▼▼▼

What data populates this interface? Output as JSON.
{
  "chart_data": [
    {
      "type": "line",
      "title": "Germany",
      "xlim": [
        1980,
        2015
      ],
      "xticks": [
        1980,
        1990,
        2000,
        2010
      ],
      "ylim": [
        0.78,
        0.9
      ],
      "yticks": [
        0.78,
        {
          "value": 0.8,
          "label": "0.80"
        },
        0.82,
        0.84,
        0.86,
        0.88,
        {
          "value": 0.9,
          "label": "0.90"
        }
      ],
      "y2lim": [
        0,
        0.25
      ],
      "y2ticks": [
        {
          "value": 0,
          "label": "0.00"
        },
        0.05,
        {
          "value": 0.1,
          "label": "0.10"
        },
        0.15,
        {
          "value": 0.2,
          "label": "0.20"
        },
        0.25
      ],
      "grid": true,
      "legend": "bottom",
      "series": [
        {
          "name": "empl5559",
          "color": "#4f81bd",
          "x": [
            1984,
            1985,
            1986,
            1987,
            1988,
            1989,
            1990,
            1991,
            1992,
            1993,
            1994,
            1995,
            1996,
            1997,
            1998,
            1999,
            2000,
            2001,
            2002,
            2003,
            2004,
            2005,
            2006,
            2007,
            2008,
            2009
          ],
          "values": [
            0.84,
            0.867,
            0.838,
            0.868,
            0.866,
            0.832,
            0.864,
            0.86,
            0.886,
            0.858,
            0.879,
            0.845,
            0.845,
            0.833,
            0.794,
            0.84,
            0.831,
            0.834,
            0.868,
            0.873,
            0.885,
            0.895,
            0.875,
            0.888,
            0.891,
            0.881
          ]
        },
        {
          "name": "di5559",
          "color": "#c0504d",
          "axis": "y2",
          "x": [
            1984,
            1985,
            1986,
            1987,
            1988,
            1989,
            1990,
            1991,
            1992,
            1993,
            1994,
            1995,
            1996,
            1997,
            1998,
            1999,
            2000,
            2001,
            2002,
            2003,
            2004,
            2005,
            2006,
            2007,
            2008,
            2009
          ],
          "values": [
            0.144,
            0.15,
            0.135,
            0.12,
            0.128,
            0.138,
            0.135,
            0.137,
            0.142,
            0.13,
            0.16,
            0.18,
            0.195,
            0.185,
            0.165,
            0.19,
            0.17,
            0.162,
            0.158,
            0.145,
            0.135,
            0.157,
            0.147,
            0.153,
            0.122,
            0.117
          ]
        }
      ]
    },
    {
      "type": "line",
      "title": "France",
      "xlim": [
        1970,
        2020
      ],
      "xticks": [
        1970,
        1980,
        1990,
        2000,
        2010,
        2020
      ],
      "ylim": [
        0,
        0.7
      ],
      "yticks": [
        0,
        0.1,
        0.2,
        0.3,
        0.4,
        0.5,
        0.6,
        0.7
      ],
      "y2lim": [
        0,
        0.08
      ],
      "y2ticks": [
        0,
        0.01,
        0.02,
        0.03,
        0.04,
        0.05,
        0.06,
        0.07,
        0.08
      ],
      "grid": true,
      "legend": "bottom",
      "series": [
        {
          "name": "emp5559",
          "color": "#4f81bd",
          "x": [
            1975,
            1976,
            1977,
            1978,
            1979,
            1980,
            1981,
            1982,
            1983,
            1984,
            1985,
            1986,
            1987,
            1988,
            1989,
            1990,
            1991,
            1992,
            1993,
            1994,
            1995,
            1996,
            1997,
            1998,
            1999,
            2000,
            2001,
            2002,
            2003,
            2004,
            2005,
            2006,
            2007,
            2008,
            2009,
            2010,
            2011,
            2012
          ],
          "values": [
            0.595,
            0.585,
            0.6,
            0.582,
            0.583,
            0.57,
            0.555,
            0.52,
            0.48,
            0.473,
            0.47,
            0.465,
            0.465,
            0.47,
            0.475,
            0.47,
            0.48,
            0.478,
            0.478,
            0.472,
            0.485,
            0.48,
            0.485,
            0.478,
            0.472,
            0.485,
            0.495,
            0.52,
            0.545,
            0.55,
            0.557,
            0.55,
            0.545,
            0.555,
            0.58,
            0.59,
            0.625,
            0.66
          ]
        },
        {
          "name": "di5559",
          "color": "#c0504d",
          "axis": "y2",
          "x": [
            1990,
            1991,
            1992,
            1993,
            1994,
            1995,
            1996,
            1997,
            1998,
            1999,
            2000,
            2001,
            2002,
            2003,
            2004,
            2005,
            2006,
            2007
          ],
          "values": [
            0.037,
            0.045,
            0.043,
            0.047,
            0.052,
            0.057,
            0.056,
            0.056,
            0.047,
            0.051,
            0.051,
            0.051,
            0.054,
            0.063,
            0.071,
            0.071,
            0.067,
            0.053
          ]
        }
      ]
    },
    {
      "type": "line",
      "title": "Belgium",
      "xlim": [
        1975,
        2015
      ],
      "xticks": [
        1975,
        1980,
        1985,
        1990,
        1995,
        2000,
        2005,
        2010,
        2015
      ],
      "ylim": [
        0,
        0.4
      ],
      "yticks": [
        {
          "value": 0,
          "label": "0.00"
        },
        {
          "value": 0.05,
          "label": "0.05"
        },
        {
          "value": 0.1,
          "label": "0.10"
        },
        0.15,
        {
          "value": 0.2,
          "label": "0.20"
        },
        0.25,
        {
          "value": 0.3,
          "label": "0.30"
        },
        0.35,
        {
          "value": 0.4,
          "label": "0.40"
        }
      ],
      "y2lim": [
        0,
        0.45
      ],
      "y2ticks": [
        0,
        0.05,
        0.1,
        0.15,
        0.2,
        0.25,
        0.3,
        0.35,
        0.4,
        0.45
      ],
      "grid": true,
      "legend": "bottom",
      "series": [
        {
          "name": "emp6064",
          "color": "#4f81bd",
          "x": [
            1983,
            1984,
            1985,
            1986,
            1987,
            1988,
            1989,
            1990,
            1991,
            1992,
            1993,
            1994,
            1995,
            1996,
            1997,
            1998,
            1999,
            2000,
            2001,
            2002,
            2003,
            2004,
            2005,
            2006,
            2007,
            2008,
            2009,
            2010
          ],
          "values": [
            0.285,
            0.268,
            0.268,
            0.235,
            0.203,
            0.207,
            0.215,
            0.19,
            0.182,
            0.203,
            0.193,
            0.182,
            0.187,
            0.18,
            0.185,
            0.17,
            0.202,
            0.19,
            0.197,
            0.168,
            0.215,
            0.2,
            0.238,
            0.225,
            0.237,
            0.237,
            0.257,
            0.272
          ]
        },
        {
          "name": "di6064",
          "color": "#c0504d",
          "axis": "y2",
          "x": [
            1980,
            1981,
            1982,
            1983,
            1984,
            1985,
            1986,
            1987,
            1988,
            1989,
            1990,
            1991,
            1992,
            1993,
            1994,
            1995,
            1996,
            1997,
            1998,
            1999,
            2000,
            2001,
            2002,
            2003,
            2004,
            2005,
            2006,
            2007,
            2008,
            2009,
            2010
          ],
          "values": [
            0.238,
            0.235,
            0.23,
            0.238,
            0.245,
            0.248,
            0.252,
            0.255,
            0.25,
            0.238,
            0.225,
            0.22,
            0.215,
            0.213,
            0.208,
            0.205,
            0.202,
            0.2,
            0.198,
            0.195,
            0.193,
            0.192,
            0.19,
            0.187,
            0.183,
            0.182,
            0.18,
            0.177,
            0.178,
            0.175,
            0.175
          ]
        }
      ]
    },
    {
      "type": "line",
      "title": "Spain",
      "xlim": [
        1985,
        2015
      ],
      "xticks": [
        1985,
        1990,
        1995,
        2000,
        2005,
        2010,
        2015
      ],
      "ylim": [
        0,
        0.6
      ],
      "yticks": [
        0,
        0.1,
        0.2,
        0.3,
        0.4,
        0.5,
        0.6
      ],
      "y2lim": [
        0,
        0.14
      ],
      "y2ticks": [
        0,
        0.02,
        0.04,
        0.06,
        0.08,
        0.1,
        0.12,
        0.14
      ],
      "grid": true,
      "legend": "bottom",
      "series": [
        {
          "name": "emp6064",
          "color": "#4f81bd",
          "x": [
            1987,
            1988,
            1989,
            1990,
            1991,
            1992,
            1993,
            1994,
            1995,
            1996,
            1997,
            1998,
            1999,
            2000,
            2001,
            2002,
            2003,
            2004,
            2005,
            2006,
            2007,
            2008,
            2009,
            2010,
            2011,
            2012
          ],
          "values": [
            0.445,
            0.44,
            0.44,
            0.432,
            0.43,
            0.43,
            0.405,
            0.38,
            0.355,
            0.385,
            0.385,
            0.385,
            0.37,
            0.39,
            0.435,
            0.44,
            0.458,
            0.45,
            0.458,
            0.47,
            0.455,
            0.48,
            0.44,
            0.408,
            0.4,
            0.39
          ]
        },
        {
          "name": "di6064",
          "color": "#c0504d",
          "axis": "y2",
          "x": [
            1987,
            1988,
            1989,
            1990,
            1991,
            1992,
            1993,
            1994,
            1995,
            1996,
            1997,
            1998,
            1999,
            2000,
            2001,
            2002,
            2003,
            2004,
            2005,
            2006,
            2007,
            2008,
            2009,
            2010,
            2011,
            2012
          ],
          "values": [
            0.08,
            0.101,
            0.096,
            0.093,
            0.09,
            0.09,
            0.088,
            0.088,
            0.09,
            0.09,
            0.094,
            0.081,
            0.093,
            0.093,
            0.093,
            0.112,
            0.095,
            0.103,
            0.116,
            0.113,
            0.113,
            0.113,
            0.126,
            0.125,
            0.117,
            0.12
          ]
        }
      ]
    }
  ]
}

▲▲▲

**PROBLEM TO SOLVE:** Track down all lines above with the string "title" and copy them.

**ANSWER TO THE EXERCISE:**
      "title": "Germany",
      "title": "France",
      "title": "Belgium",
      "title": "Spain",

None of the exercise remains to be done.